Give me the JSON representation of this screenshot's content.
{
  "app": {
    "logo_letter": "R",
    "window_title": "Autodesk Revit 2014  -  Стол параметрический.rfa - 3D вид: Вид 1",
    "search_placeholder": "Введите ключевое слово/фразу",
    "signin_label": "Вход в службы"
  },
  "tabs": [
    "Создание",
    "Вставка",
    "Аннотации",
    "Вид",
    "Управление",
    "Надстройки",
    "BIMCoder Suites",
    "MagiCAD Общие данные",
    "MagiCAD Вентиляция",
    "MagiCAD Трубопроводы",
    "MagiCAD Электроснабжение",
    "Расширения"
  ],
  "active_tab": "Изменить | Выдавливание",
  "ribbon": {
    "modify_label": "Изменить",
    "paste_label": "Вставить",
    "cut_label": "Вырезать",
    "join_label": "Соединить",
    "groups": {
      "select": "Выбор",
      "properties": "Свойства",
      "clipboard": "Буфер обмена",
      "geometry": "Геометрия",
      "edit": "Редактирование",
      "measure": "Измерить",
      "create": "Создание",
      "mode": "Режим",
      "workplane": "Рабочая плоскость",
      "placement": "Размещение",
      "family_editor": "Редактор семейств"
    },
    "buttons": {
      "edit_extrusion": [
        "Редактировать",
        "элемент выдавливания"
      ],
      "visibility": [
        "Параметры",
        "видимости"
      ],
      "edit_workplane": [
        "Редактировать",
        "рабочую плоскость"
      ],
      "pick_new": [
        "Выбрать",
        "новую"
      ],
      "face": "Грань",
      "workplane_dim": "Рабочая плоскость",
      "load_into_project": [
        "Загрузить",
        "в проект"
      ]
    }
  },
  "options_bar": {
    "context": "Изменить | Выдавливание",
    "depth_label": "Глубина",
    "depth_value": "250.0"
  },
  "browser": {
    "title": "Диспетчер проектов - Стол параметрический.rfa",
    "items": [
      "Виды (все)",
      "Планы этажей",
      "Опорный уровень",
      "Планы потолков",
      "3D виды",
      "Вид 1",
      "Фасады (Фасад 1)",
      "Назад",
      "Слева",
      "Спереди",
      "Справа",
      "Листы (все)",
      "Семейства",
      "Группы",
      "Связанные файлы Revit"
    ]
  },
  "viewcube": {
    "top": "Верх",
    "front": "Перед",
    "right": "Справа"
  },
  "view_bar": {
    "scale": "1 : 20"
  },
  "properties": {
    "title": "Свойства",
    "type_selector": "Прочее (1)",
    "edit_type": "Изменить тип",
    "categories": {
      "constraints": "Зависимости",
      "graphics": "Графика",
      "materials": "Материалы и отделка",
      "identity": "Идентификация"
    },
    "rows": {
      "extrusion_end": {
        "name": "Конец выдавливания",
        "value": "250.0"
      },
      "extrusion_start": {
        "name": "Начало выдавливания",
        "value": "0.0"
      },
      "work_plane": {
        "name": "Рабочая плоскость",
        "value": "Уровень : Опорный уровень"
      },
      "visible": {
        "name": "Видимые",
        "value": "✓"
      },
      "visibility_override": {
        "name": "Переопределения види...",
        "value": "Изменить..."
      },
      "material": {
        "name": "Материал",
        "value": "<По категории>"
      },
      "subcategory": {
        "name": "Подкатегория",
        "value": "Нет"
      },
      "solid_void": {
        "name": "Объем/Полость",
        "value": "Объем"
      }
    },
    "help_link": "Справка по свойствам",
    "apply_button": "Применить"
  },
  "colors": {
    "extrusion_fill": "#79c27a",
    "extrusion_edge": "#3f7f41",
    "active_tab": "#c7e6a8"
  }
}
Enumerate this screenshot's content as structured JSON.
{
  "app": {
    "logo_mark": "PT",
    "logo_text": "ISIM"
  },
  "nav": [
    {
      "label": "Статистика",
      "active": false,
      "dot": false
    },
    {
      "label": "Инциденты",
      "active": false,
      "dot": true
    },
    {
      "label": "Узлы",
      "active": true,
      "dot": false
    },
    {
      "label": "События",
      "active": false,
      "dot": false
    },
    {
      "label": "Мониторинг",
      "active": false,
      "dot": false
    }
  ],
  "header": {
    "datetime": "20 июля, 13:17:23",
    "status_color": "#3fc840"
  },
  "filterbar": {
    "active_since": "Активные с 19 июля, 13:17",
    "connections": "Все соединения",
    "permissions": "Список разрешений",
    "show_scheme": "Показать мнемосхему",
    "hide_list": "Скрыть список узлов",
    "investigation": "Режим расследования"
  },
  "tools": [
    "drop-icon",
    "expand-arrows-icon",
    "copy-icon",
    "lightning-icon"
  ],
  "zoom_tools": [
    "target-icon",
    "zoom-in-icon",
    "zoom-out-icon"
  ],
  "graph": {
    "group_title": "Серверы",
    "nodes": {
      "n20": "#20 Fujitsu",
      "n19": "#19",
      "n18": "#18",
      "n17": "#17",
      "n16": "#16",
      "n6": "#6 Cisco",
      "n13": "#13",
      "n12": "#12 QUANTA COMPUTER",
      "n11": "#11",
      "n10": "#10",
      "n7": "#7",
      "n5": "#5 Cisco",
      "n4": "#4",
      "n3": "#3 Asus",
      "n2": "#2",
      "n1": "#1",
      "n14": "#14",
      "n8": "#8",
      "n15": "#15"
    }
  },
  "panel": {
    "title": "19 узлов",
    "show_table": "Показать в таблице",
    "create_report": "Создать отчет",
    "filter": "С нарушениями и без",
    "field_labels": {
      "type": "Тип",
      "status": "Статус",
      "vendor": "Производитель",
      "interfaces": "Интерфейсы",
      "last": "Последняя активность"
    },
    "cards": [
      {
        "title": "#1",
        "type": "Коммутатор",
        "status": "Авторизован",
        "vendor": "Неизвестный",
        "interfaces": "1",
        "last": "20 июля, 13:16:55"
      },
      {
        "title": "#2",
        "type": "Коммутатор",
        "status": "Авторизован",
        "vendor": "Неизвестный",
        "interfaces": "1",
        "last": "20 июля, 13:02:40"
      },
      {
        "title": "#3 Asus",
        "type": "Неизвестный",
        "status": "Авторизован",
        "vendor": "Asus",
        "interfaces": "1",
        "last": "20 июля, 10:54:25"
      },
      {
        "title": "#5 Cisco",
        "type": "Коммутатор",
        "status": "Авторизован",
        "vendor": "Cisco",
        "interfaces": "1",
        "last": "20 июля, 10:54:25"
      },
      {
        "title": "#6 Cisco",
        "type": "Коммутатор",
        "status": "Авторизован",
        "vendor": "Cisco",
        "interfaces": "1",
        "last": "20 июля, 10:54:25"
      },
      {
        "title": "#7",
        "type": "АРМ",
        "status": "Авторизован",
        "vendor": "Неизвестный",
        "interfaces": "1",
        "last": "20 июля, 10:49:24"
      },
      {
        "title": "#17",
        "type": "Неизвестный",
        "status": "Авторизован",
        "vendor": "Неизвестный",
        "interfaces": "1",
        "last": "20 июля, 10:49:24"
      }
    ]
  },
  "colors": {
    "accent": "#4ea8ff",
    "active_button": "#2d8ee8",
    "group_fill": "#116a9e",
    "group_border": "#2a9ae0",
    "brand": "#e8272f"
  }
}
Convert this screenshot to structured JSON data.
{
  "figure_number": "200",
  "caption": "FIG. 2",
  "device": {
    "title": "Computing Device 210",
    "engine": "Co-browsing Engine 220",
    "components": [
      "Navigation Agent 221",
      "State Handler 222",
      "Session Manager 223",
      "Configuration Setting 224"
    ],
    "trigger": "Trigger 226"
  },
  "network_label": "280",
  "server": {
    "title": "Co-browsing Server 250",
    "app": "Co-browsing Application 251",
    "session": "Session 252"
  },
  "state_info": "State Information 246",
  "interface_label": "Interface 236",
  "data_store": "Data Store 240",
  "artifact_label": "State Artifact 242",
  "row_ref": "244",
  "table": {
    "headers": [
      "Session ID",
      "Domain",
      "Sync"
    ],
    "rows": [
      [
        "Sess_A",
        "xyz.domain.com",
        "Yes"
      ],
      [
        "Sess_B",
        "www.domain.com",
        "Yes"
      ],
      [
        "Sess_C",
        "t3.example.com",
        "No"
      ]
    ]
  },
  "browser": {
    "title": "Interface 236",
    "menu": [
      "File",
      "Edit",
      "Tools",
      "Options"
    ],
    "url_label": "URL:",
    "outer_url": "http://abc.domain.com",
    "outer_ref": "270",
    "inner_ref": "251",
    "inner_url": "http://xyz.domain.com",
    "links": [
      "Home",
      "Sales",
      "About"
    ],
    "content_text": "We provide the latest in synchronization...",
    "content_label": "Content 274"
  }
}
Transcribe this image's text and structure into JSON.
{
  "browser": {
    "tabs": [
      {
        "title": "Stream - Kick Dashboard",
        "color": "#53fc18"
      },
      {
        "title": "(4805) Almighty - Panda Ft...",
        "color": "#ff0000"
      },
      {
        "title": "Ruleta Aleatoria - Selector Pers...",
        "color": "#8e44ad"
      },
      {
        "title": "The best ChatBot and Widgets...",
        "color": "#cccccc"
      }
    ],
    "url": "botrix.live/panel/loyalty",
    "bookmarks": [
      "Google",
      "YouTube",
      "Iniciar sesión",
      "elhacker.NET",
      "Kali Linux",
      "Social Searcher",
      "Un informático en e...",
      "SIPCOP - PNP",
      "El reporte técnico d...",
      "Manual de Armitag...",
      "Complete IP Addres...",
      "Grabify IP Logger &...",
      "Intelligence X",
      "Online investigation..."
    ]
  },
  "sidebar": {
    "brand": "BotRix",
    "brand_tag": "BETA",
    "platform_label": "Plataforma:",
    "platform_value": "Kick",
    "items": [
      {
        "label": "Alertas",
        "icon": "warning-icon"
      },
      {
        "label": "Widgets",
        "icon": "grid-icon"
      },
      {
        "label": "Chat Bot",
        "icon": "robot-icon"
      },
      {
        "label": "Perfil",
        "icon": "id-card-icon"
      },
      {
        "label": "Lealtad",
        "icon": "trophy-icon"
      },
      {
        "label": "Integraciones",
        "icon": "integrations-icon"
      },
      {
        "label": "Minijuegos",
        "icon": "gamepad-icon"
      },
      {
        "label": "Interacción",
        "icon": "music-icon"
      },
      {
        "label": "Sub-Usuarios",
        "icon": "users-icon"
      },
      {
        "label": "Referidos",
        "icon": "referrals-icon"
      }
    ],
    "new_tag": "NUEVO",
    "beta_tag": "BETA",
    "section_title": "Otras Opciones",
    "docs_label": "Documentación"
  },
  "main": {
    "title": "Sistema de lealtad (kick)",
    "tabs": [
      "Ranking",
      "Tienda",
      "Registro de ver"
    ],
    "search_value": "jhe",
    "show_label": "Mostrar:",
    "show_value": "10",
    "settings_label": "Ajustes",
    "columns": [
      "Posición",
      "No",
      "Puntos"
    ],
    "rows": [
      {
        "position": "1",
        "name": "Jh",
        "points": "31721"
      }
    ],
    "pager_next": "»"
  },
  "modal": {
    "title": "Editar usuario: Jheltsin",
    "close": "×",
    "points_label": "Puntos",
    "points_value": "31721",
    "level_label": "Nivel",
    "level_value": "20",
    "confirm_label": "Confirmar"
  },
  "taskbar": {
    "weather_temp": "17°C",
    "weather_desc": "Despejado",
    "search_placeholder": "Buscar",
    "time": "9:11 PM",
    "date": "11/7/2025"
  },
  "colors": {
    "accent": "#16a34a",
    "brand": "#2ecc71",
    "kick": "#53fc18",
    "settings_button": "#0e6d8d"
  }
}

****************

* _EXERCISE PROMPT_: Wherever the word "Опорный" occurs in a line of the listing, copy that line.

* _COMPLETE ANSWER_:
      "Опорный уровень",
        "value": "Уровень : Опорный уровень"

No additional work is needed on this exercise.